Exercise prompt
Give only the number of lines in the records below that contain the word "číši".

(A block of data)
(begin)

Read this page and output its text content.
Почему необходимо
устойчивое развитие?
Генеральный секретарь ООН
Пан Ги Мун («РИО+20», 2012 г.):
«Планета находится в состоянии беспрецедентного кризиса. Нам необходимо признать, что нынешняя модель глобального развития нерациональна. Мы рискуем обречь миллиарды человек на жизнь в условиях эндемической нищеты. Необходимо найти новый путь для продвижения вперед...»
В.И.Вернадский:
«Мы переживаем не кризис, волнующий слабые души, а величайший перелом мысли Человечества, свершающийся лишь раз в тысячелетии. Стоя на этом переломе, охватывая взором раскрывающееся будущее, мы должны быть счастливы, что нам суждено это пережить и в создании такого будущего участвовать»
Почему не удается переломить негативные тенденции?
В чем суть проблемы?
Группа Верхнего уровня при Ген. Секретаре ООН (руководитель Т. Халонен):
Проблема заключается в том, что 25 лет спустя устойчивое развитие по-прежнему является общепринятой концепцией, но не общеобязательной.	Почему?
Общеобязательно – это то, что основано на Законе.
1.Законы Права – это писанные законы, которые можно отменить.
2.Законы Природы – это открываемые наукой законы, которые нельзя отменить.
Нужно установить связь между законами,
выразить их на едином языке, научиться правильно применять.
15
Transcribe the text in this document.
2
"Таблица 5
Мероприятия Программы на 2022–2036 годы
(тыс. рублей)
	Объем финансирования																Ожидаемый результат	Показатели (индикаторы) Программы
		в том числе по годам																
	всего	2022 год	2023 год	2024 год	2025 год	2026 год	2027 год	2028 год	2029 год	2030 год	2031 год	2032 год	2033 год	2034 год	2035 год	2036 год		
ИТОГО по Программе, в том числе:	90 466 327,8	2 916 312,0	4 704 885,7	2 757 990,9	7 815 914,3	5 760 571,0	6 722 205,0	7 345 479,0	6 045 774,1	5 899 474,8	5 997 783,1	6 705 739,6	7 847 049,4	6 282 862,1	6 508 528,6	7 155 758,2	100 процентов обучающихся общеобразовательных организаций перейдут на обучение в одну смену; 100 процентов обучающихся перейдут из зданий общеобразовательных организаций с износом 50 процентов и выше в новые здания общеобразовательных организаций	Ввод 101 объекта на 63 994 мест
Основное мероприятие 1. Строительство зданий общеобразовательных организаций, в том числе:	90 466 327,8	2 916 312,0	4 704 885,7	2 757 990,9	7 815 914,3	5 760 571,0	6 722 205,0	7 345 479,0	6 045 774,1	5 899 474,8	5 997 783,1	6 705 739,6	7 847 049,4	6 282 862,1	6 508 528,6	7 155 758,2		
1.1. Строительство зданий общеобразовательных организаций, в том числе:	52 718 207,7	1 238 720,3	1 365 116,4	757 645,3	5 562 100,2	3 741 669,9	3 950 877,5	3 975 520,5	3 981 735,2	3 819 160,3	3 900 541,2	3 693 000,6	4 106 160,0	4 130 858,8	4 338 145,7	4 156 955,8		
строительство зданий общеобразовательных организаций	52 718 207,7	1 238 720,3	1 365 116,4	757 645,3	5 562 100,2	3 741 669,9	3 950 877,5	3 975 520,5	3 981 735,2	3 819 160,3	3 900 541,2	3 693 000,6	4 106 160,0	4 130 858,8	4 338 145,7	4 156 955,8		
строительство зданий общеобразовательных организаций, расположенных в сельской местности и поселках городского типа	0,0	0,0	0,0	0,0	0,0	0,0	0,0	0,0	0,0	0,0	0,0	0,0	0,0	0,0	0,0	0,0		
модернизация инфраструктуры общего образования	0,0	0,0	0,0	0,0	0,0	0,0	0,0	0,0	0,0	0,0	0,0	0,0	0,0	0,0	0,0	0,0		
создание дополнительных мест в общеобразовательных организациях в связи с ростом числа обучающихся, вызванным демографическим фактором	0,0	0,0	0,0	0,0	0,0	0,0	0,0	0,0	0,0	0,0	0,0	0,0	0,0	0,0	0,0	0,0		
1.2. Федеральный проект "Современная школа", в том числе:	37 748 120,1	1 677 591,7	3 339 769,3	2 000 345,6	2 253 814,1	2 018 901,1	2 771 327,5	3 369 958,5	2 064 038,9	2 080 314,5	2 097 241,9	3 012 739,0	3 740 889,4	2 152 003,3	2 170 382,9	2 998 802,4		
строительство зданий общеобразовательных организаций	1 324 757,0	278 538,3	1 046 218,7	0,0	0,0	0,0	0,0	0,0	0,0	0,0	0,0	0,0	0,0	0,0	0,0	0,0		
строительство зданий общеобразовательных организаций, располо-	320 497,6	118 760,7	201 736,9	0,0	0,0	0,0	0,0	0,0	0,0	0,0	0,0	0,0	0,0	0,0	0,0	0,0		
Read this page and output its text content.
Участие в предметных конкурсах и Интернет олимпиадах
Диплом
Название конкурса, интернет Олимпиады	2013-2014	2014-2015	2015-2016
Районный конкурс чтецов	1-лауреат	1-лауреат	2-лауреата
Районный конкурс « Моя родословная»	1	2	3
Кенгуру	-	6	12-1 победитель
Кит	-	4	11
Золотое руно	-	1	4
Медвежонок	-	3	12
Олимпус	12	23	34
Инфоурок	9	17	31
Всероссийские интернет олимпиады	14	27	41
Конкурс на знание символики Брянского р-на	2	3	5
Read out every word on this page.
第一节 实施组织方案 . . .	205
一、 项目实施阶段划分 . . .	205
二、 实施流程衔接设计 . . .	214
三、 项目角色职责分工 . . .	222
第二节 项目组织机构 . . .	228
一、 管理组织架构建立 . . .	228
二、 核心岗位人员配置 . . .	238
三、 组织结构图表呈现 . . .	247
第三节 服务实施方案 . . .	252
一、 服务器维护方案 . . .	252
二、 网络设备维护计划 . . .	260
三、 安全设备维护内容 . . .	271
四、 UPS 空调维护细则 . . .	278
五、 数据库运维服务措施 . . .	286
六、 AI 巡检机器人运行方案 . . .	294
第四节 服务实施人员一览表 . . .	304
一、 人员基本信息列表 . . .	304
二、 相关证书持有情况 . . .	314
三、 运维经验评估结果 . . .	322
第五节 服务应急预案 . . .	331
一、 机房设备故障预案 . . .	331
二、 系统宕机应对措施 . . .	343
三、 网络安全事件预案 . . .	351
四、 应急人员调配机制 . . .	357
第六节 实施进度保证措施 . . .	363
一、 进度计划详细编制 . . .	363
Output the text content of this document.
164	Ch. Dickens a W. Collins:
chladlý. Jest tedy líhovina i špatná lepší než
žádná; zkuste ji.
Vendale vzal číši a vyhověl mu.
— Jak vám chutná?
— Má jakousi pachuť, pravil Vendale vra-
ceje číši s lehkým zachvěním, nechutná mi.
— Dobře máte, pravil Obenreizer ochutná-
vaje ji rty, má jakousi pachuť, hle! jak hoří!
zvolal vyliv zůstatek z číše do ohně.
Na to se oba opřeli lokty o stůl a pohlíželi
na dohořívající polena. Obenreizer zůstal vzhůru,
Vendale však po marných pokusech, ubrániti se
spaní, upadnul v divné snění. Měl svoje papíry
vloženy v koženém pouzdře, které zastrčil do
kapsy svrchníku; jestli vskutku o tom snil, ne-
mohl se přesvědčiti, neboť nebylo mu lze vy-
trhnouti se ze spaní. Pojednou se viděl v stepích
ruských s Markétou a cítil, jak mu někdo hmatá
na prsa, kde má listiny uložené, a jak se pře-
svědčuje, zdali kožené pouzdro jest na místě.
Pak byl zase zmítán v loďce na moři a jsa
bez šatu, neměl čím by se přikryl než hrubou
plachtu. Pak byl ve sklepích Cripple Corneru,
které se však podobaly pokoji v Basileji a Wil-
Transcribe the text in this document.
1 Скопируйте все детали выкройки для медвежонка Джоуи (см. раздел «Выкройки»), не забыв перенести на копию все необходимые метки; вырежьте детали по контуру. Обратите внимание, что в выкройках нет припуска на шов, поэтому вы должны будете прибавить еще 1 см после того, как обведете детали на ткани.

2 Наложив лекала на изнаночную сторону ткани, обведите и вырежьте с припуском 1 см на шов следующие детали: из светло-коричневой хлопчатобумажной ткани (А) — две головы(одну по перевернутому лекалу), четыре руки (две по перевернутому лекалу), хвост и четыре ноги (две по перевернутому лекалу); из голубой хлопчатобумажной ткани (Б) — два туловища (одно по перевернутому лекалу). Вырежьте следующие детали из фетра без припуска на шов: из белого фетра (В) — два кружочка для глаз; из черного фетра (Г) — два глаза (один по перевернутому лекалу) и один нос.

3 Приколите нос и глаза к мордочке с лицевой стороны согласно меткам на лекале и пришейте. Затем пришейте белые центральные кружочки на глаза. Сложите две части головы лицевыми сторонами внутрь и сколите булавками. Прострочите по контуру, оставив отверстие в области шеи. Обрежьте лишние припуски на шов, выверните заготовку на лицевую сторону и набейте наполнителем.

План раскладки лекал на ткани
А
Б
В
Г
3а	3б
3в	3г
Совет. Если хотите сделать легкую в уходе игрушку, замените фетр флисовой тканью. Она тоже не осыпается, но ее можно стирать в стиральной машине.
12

(end)

Exercise response
2